Quoiqu’on dise, la prise de position ouverte du nouveau chef de la diplomatie de la rupture est digne d’intérêt.

D’abord, elle repositionne la France qui se faisait oublier dans le règlement de la crise ivoiro-ivoirienne, alors qu’elle a des intérêts énormes en Côte d’Ivoire. Sans doute ce repli tactique a-t-il l’avantage d’avoir permis de digérer de part et d’autre les frustrations consécutives aux interventions des forces françaises dans le conflit.

Ensuite, à son tour, le président Sarkozy doit conduire cette année les destinées de l’Union européenne. Il urge donc que Paris nettoie ses écuries avant d’hériter de dossiers de ses prédécesseurs. Après avoir entamé le règlement de ses contentieux avec différents pays dont l’Algérie et le Rwanda, rien d’étonnant donc que l’Hexagone donne son aval même tardivement au processus de résolution de la crise ivoirienne.

Enfin, très bientôt se tiendra à Addis-Abeba, la rencontre au sommet des chefs d’Etats membres de l’Union africaine. Trop de dossiers importants seront sur la table, qui ne laissent pas indifférents les Français, notamment ceux liés à la crise du Darfour et sans doute à l’éventuelle candidature du chef de l’État soudanais qui pourrait encore tenter de prendre la tête de l’institution. Ils voudront certainement inspirer de nombreux amis africains à commencer par le président Blaise Compaoré qui est facilitateur, double président en exercice de la CEDEAO et de l’UEMOA. Le chef de l’État burkinabè apparaît ainsi comme un leader incontournable parmi ses pairs. Il ne faut donc pas s’étonner que le ministre français des Affaires Etrangères ait reconnu au Burkina Faso et à son président, un rôle éminent dans la résolution de la crise ivoirienne et dans l’avancée vers des élections réellement transparentes et démocratiques.

S’agissant des prochaines présidentielles en Côte d’Ivoire, il faut applaudir la sérénité actuelle des leaders ivoiriens dont on ne voudrait plus douter de la sincérité. Surtout pas après tant de sacrifices. Tout le monde est d’accord en effet, qu’il faut y aller dans les conditions les meilleures et surtout dans la paix et la compréhension mutuelle. Mais, faut-il pour autant continuer à ouvrir la porte aux incertitudes que revêtent ces sempiternels reports de dates ?
==*==
▸ Consigne: Recopiez fidèlement le passage du texte sur la crise ivoirienne qui commence aux mots « Ensuite, à son » et s'arrête après « la crise ivoirienne. ».
==*==
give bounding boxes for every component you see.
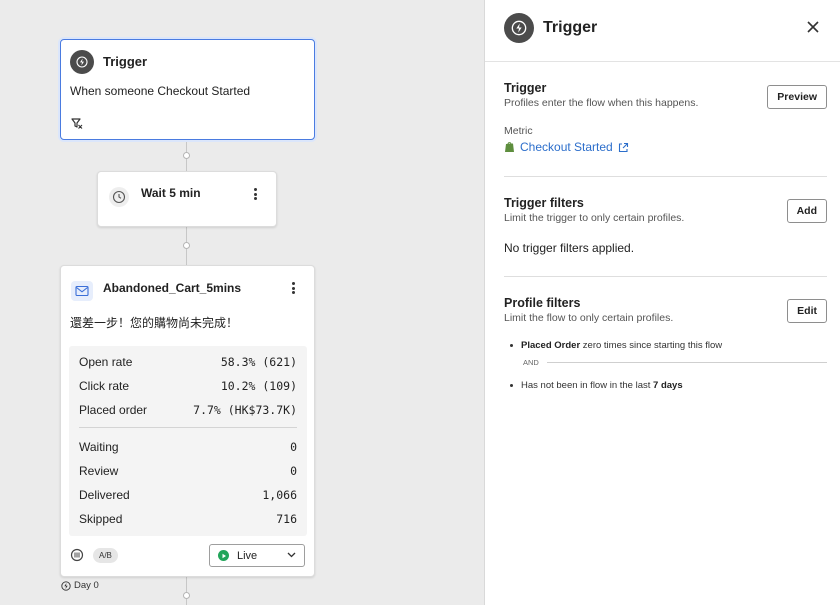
stat-label: Placed order [79, 403, 148, 417]
more-options-button[interactable] [248, 186, 262, 202]
wait-node-title: Wait 5 min [141, 186, 201, 200]
section-title: Trigger filters [504, 196, 584, 210]
stat-value: 0 [290, 440, 297, 454]
stat-row-delivered: Delivered 1,066 [79, 488, 297, 506]
lightning-icon [504, 13, 534, 43]
close-icon[interactable] [806, 20, 820, 34]
preview-button[interactable]: Preview [767, 85, 827, 109]
stat-label: Review [79, 464, 119, 478]
chevron-down-icon [287, 552, 296, 558]
section-divider [504, 276, 827, 277]
lightning-icon [61, 580, 71, 591]
stat-label: Delivered [79, 488, 130, 502]
flow-canvas[interactable]: Trigger When someone Checkout Started Wa… [0, 0, 484, 605]
trigger-node-title: Trigger [103, 54, 148, 69]
metric-label: Metric [504, 125, 533, 137]
profile-filter-condition: Has not been in flow in the last 7 days [504, 380, 683, 391]
stats-divider [79, 427, 297, 428]
lightning-icon [70, 50, 94, 74]
connector-line [186, 577, 187, 605]
live-status-icon [218, 550, 229, 561]
mail-icon [71, 281, 93, 301]
wait-node[interactable]: Wait 5 min [97, 171, 277, 227]
section-subtitle: Limit the trigger to only certain profil… [504, 212, 685, 224]
add-trigger-filter-button[interactable]: Add [786, 199, 827, 223]
email-stats-panel: Open rate 58.3% (621) Click rate 10.2% (… [69, 346, 307, 536]
stat-value: 1,066 [262, 488, 297, 502]
stat-label: Click rate [79, 379, 130, 393]
trigger-node-description: When someone Checkout Started [70, 84, 251, 98]
profile-filter-condition: Placed Order zero times since starting t… [504, 340, 722, 351]
and-label: AND [523, 357, 539, 367]
trigger-section: Trigger Profiles enter the flow when thi… [504, 81, 827, 161]
section-title: Profile filters [504, 296, 581, 310]
more-options-button[interactable] [286, 280, 300, 296]
day-label: Day 0 [61, 580, 99, 591]
filter-off-icon [70, 116, 84, 130]
day-label-text: Day 0 [74, 580, 99, 591]
status-dropdown[interactable]: Live [209, 544, 305, 567]
stat-value: 10.2% (109) [220, 379, 297, 393]
condition-duration: 7 days [653, 380, 683, 391]
stat-value: 0 [290, 464, 297, 478]
ab-badge: A/B [93, 548, 118, 563]
stat-label: Waiting [79, 440, 119, 454]
section-divider [504, 176, 827, 177]
stat-row-skipped: Skipped 716 [79, 512, 297, 530]
panel-title: Trigger [543, 19, 598, 36]
external-link-icon [618, 142, 628, 152]
connector-dot[interactable] [183, 242, 190, 249]
stat-value: 58.3% (621) [220, 355, 297, 369]
stat-value: 7.7% (HK$73.7K) [193, 403, 297, 417]
metric-value: Checkout Started [520, 140, 613, 154]
trigger-filters-section: Trigger filters Limit the trigger to onl… [504, 196, 827, 260]
no-filters-text: No trigger filters applied. [504, 241, 635, 255]
stat-row-open-rate: Open rate 58.3% (621) [79, 355, 297, 373]
stat-label: Open rate [79, 355, 133, 369]
condition-text: zero times since starting this flow [582, 340, 723, 351]
stat-row-click-rate: Click rate 10.2% (109) [79, 379, 297, 397]
email-subject: 還差一步！您的購物尚未完成！ [70, 316, 239, 330]
condition-text: Has not been in flow in the last [521, 380, 651, 391]
connector-dot[interactable] [183, 592, 190, 599]
profile-filters-section: Profile filters Limit the flow to only c… [504, 296, 827, 406]
stat-value: 716 [276, 512, 297, 526]
ab-test-icon[interactable] [70, 548, 84, 562]
stat-row-placed-order: Placed order 7.7% (HK$73.7K) [79, 403, 297, 421]
panel-header: Trigger [485, 0, 840, 62]
connector-dot[interactable] [183, 152, 190, 159]
stat-row-review: Review 0 [79, 464, 297, 482]
clock-icon [109, 187, 129, 207]
shopify-icon [505, 142, 514, 152]
trigger-node[interactable]: Trigger When someone Checkout Started [60, 39, 315, 140]
email-node[interactable]: Abandoned_Cart_5mins 還差一步！您的購物尚未完成！ Open… [60, 265, 315, 577]
stat-label: Skipped [79, 512, 123, 526]
section-subtitle: Limit the flow to only certain profiles. [504, 312, 674, 324]
status-value: Live [237, 549, 258, 562]
email-node-title: Abandoned_Cart_5mins [103, 281, 242, 295]
stat-row-waiting: Waiting 0 [79, 440, 297, 458]
email-node-footer: A/B Live [70, 544, 305, 568]
metric-link[interactable]: Checkout Started [504, 140, 629, 154]
trigger-settings-panel: Trigger Trigger Profiles enter the flow … [484, 0, 840, 605]
and-separator: AND [523, 356, 827, 368]
edit-profile-filters-button[interactable]: Edit [787, 299, 827, 323]
condition-metric: Placed Order [521, 340, 581, 351]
==*==
▸ Exercice réalisé:
Ensuite, à son tour, le président Sarkozy doit conduire cette année les destinées de l’Union européenne. Il urge donc que Paris nettoie ses écuries avant d’hériter de dossiers de ses prédécesseurs. Après avoir entamé le règlement de ses contentieux avec différents pays dont l’Algérie et le Rwanda, rien d’étonnant donc que l’Hexagone donne son aval même tardivement au processus de résolution de la crise ivoirienne.